* **EXERCISE DIRECTIONS**:
Report how many lines of the following entries include the string "словами"; respond with the number alone.

* **EXCERPTED RECORDS**:
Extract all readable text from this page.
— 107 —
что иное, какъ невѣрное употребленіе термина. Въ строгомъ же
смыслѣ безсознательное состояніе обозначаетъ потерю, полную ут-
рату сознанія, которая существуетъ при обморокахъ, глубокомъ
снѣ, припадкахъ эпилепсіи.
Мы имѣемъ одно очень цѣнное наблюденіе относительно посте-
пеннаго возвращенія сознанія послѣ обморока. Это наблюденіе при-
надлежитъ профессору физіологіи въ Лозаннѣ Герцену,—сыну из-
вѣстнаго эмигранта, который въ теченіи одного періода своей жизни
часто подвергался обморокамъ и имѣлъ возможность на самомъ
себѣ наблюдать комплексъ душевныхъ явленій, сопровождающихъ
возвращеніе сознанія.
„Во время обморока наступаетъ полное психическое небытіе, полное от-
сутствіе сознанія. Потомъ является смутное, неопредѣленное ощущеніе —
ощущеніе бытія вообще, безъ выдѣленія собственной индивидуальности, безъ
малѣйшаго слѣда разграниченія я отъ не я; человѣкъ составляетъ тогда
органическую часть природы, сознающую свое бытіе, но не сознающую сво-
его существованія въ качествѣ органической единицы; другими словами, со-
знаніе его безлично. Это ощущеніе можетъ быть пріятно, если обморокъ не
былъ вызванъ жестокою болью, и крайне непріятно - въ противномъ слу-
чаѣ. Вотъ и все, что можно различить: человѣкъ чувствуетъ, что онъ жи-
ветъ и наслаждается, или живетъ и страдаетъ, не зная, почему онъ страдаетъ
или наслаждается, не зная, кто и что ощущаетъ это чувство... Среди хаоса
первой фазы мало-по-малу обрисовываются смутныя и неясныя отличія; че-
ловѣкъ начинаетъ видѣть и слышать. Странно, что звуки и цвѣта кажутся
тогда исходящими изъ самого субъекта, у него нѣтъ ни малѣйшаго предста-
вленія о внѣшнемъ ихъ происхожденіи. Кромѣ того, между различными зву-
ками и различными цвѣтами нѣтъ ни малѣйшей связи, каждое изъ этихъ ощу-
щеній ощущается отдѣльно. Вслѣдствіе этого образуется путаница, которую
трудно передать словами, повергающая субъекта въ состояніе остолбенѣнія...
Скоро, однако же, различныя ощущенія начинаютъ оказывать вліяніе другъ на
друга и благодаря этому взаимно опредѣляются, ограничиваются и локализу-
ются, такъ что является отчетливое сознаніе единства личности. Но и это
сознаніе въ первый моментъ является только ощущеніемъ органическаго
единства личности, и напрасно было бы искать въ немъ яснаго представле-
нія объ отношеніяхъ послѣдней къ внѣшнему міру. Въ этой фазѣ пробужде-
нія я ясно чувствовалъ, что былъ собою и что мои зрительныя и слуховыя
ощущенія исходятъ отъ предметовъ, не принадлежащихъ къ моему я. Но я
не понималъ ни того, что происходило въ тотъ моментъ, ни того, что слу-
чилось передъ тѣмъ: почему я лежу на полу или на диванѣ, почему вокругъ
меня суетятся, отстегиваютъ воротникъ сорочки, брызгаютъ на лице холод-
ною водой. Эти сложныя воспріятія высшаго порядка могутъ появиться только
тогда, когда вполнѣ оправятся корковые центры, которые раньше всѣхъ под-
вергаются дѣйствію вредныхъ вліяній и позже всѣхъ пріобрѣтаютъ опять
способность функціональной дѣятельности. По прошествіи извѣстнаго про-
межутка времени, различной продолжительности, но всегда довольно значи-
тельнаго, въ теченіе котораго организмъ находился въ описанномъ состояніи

* **RESPONSE TO THIS TASK**:
2